_Short task_: Type out the data exactly as given. Skip any image.

_Source material_:

◇ ◇ ◇ ◇

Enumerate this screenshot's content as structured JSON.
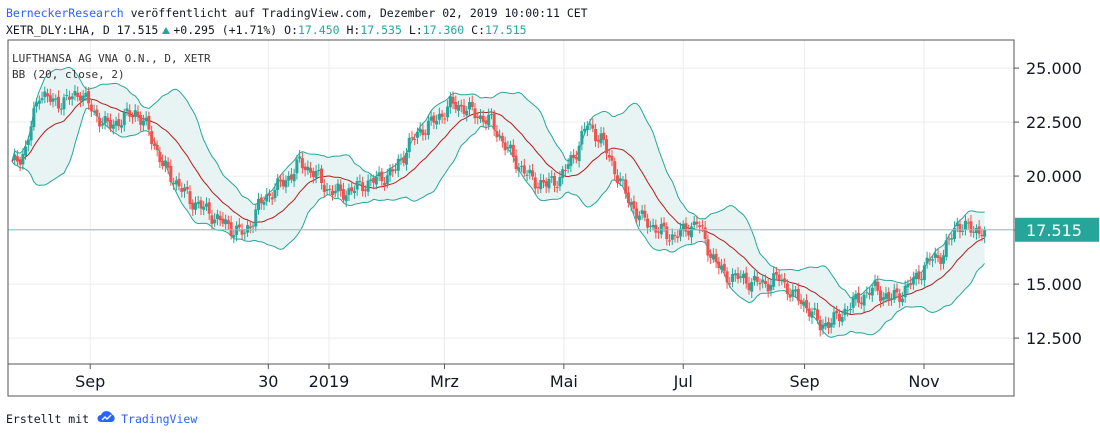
{
  "header": {
    "publisher": "BerneckerResearch",
    "published_text": " veröffentlicht auf TradingView.com, Dezember 02, 2019 10:00:11 CET",
    "symbol": "XETR_DLY:LHA, D",
    "last": "17.515",
    "change": "+0.295 (+1.71%)",
    "o_label": "O:",
    "o": "17.450",
    "h_label": "H:",
    "h": "17.535",
    "l_label": "L:",
    "l": "17.360",
    "c_label": "C:",
    "c": "17.515"
  },
  "legend": {
    "title": "LUFTHANSA AG VNA O.N., D, XETR",
    "indicator": "BB (20, close, 2)"
  },
  "footer": {
    "made_with": "Erstellt mit",
    "brand": "TradingView"
  },
  "colors": {
    "up": "#26a69a",
    "down": "#ef5350",
    "basis": "#b71c1c",
    "band": "#26a69a",
    "band_fill": "#e7f4f3",
    "grid": "#ececec",
    "axis": "#555555"
  },
  "chart_data": {
    "type": "candlestick",
    "title": "LUFTHANSA AG VNA O.N., D, XETR",
    "ylim": [
      11.3,
      26.3
    ],
    "y_ticks": [
      {
        "label": "25.000",
        "value": 25.0
      },
      {
        "label": "22.500",
        "value": 22.5
      },
      {
        "label": "20.000",
        "value": 20.0
      },
      {
        "label": "17.500",
        "value": 17.5
      },
      {
        "label": "15.000",
        "value": 15.0
      },
      {
        "label": "12.500",
        "value": 12.5
      }
    ],
    "x_ticks": [
      {
        "label": "Sep",
        "date": "2018-09-01"
      },
      {
        "label": "30",
        "date": "2018-12-01"
      },
      {
        "label": "2019",
        "date": "2019-01-01"
      },
      {
        "label": "Mrz",
        "date": "2019-03-01"
      },
      {
        "label": "Mai",
        "date": "2019-05-01"
      },
      {
        "label": "Jul",
        "date": "2019-07-01"
      },
      {
        "label": "Sep",
        "date": "2019-09-01"
      },
      {
        "label": "Nov",
        "date": "2019-11-01"
      }
    ],
    "last_price": {
      "label": "17.515",
      "value": 17.515
    },
    "indicator": {
      "name": "BB (20, close, 2)",
      "period": 20,
      "multiplier": 2
    },
    "series_close": [
      {
        "date": "2018-07-23",
        "close": 20.5
      },
      {
        "date": "2018-07-30",
        "close": 21.2
      },
      {
        "date": "2018-08-06",
        "close": 23.9
      },
      {
        "date": "2018-08-13",
        "close": 23.4
      },
      {
        "date": "2018-08-20",
        "close": 23.5
      },
      {
        "date": "2018-08-27",
        "close": 23.9
      },
      {
        "date": "2018-09-03",
        "close": 22.9
      },
      {
        "date": "2018-09-10",
        "close": 22.3
      },
      {
        "date": "2018-09-17",
        "close": 22.6
      },
      {
        "date": "2018-09-24",
        "close": 23.0
      },
      {
        "date": "2018-10-01",
        "close": 22.1
      },
      {
        "date": "2018-10-08",
        "close": 20.5
      },
      {
        "date": "2018-10-15",
        "close": 19.7
      },
      {
        "date": "2018-10-22",
        "close": 18.9
      },
      {
        "date": "2018-10-29",
        "close": 18.5
      },
      {
        "date": "2018-11-05",
        "close": 18.0
      },
      {
        "date": "2018-11-12",
        "close": 17.6
      },
      {
        "date": "2018-11-19",
        "close": 17.3
      },
      {
        "date": "2018-11-26",
        "close": 18.6
      },
      {
        "date": "2018-12-03",
        "close": 19.3
      },
      {
        "date": "2018-12-10",
        "close": 19.8
      },
      {
        "date": "2018-12-17",
        "close": 20.6
      },
      {
        "date": "2018-12-24",
        "close": 20.2
      },
      {
        "date": "2018-12-31",
        "close": 19.4
      },
      {
        "date": "2019-01-07",
        "close": 19.2
      },
      {
        "date": "2019-01-14",
        "close": 19.4
      },
      {
        "date": "2019-01-21",
        "close": 19.7
      },
      {
        "date": "2019-01-28",
        "close": 19.9
      },
      {
        "date": "2019-02-04",
        "close": 20.3
      },
      {
        "date": "2019-02-11",
        "close": 21.5
      },
      {
        "date": "2019-02-18",
        "close": 22.2
      },
      {
        "date": "2019-02-25",
        "close": 22.6
      },
      {
        "date": "2019-03-04",
        "close": 23.3
      },
      {
        "date": "2019-03-11",
        "close": 23.2
      },
      {
        "date": "2019-03-18",
        "close": 22.8
      },
      {
        "date": "2019-03-25",
        "close": 22.5
      },
      {
        "date": "2019-04-01",
        "close": 21.4
      },
      {
        "date": "2019-04-08",
        "close": 20.5
      },
      {
        "date": "2019-04-15",
        "close": 19.8
      },
      {
        "date": "2019-04-22",
        "close": 19.6
      },
      {
        "date": "2019-04-29",
        "close": 19.9
      },
      {
        "date": "2019-05-06",
        "close": 20.9
      },
      {
        "date": "2019-05-13",
        "close": 22.4
      },
      {
        "date": "2019-05-20",
        "close": 21.7
      },
      {
        "date": "2019-05-27",
        "close": 20.3
      },
      {
        "date": "2019-06-03",
        "close": 18.9
      },
      {
        "date": "2019-06-10",
        "close": 18.0
      },
      {
        "date": "2019-06-17",
        "close": 17.6
      },
      {
        "date": "2019-06-24",
        "close": 17.2
      },
      {
        "date": "2019-07-01",
        "close": 17.4
      },
      {
        "date": "2019-07-08",
        "close": 17.9
      },
      {
        "date": "2019-07-15",
        "close": 16.4
      },
      {
        "date": "2019-07-22",
        "close": 15.4
      },
      {
        "date": "2019-07-29",
        "close": 15.3
      },
      {
        "date": "2019-08-05",
        "close": 15.1
      },
      {
        "date": "2019-08-12",
        "close": 15.0
      },
      {
        "date": "2019-08-19",
        "close": 15.3
      },
      {
        "date": "2019-08-26",
        "close": 14.5
      },
      {
        "date": "2019-09-02",
        "close": 14.0
      },
      {
        "date": "2019-09-09",
        "close": 13.1
      },
      {
        "date": "2019-09-16",
        "close": 13.3
      },
      {
        "date": "2019-09-23",
        "close": 13.9
      },
      {
        "date": "2019-09-30",
        "close": 14.4
      },
      {
        "date": "2019-10-07",
        "close": 14.8
      },
      {
        "date": "2019-10-14",
        "close": 14.3
      },
      {
        "date": "2019-10-21",
        "close": 14.6
      },
      {
        "date": "2019-10-28",
        "close": 15.3
      },
      {
        "date": "2019-11-04",
        "close": 16.1
      },
      {
        "date": "2019-11-11",
        "close": 16.4
      },
      {
        "date": "2019-11-18",
        "close": 17.8
      },
      {
        "date": "2019-11-25",
        "close": 17.5
      },
      {
        "date": "2019-12-02",
        "close": 17.515
      }
    ]
  }
}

◇ ◇ ◇ ◇

_Complete response_:
Enumerate this screenshot's content as structured JSON.
{
  "header": {
    "publisher": "BerneckerResearch",
    "published_text": " veröffentlicht auf TradingView.com, Dezember 02, 2019 10:00:11 CET",
    "symbol": "XETR_DLY:LHA, D",
    "last": "17.515",
    "change": "+0.295 (+1.71%)",
    "o_label": "O:",
    "o": "17.450",
    "h_label": "H:",
    "h": "17.535",
    "l_label": "L:",
    "l": "17.360",
    "c_label": "C:",
    "c": "17.515"
  },
  "legend": {
    "title": "LUFTHANSA AG VNA O.N., D, XETR",
    "indicator": "BB (20, close, 2)"
  },
  "footer": {
    "made_with": "Erstellt mit",
    "brand": "TradingView"
  },
  "colors": {
    "up": "#26a69a",
    "down": "#ef5350",
    "basis": "#b71c1c",
    "band": "#26a69a",
    "band_fill": "#e7f4f3",
    "grid": "#ececec",
    "axis": "#555555"
  },
  "chart_data": {
    "type": "candlestick",
    "title": "LUFTHANSA AG VNA O.N., D, XETR",
    "ylim": [
      11.3,
      26.3
    ],
    "y_ticks": [
      {
        "label": "25.000",
        "value": 25.0
      },
      {
        "label": "22.500",
        "value": 22.5
      },
      {
        "label": "20.000",
        "value": 20.0
      },
      {
        "label": "17.500",
        "value": 17.5
      },
      {
        "label": "15.000",
        "value": 15.0
      },
      {
        "label": "12.500",
        "value": 12.5
      }
    ],
    "x_ticks": [
      {
        "label": "Sep",
        "date": "2018-09-01"
      },
      {
        "label": "30",
        "date": "2018-12-01"
      },
      {
        "label": "2019",
        "date": "2019-01-01"
      },
      {
        "label": "Mrz",
        "date": "2019-03-01"
      },
      {
        "label": "Mai",
        "date": "2019-05-01"
      },
      {
        "label": "Jul",
        "date": "2019-07-01"
      },
      {
        "label": "Sep",
        "date": "2019-09-01"
      },
      {
        "label": "Nov",
        "date": "2019-11-01"
      }
    ],
    "last_price": {
      "label": "17.515",
      "value": 17.515
    },
    "indicator": {
      "name": "BB (20, close, 2)",
      "period": 20,
      "multiplier": 2
    },
    "series_close": [
      {
        "date": "2018-07-23",
        "close": 20.5
      },
      {
        "date": "2018-07-30",
        "close": 21.2
      },
      {
        "date": "2018-08-06",
        "close": 23.9
      },
      {
        "date": "2018-08-13",
        "close": 23.4
      },
      {
        "date": "2018-08-20",
        "close": 23.5
      },
      {
        "date": "2018-08-27",
        "close": 23.9
      },
      {
        "date": "2018-09-03",
        "close": 22.9
      },
      {
        "date": "2018-09-10",
        "close": 22.3
      },
      {
        "date": "2018-09-17",
        "close": 22.6
      },
      {
        "date": "2018-09-24",
        "close": 23.0
      },
      {
        "date": "2018-10-01",
        "close": 22.1
      },
      {
        "date": "2018-10-08",
        "close": 20.5
      },
      {
        "date": "2018-10-15",
        "close": 19.7
      },
      {
        "date": "2018-10-22",
        "close": 18.9
      },
      {
        "date": "2018-10-29",
        "close": 18.5
      },
      {
        "date": "2018-11-05",
        "close": 18.0
      },
      {
        "date": "2018-11-12",
        "close": 17.6
      },
      {
        "date": "2018-11-19",
        "close": 17.3
      },
      {
        "date": "2018-11-26",
        "close": 18.6
      },
      {
        "date": "2018-12-03",
        "close": 19.3
      },
      {
        "date": "2018-12-10",
        "close": 19.8
      },
      {
        "date": "2018-12-17",
        "close": 20.6
      },
      {
        "date": "2018-12-24",
        "close": 20.2
      },
      {
        "date": "2018-12-31",
        "close": 19.4
      },
      {
        "date": "2019-01-07",
        "close": 19.2
      },
      {
        "date": "2019-01-14",
        "close": 19.4
      },
      {
        "date": "2019-01-21",
        "close": 19.7
      },
      {
        "date": "2019-01-28",
        "close": 19.9
      },
      {
        "date": "2019-02-04",
        "close": 20.3
      },
      {
        "date": "2019-02-11",
        "close": 21.5
      },
      {
        "date": "2019-02-18",
        "close": 22.2
      },
      {
        "date": "2019-02-25",
        "close": 22.6
      },
      {
        "date": "2019-03-04",
        "close": 23.3
      },
      {
        "date": "2019-03-11",
        "close": 23.2
      },
      {
        "date": "2019-03-18",
        "close": 22.8
      },
      {
        "date": "2019-03-25",
        "close": 22.5
      },
      {
        "date": "2019-04-01",
        "close": 21.4
      },
      {
        "date": "2019-04-08",
        "close": 20.5
      },
      {
        "date": "2019-04-15",
        "close": 19.8
      },
      {
        "date": "2019-04-22",
        "close": 19.6
      },
      {
        "date": "2019-04-29",
        "close": 19.9
      },
      {
        "date": "2019-05-06",
        "close": 20.9
      },
      {
        "date": "2019-05-13",
        "close": 22.4
      },
      {
        "date": "2019-05-20",
        "close": 21.7
      },
      {
        "date": "2019-05-27",
        "close": 20.3
      },
      {
        "date": "2019-06-03",
        "close": 18.9
      },
      {
        "date": "2019-06-10",
        "close": 18.0
      },
      {
        "date": "2019-06-17",
        "close": 17.6
      },
      {
        "date": "2019-06-24",
        "close": 17.2
      },
      {
        "date": "2019-07-01",
        "close": 17.4
      },
      {
        "date": "2019-07-08",
        "close": 17.9
      },
      {
        "date": "2019-07-15",
        "close": 16.4
      },
      {
        "date": "2019-07-22",
        "close": 15.4
      },
      {
        "date": "2019-07-29",
        "close": 15.3
      },
      {
        "date": "2019-08-05",
        "close": 15.1
      },
      {
        "date": "2019-08-12",
        "close": 15.0
      },
      {
        "date": "2019-08-19",
        "close": 15.3
      },
      {
        "date": "2019-08-26",
        "close": 14.5
      },
      {
        "date": "2019-09-02",
        "close": 14.0
      },
      {
        "date": "2019-09-09",
        "close": 13.1
      },
      {
        "date": "2019-09-16",
        "close": 13.3
      },
      {
        "date": "2019-09-23",
        "close": 13.9
      },
      {
        "date": "2019-09-30",
        "close": 14.4
      },
      {
        "date": "2019-10-07",
        "close": 14.8
      },
      {
        "date": "2019-10-14",
        "close": 14.3
      },
      {
        "date": "2019-10-21",
        "close": 14.6
      },
      {
        "date": "2019-10-28",
        "close": 15.3
      },
      {
        "date": "2019-11-04",
        "close": 16.1
      },
      {
        "date": "2019-11-11",
        "close": 16.4
      },
      {
        "date": "2019-11-18",
        "close": 17.8
      },
      {
        "date": "2019-11-25",
        "close": 17.5
      },
      {
        "date": "2019-12-02",
        "close": 17.515
      }
    ]
  }
}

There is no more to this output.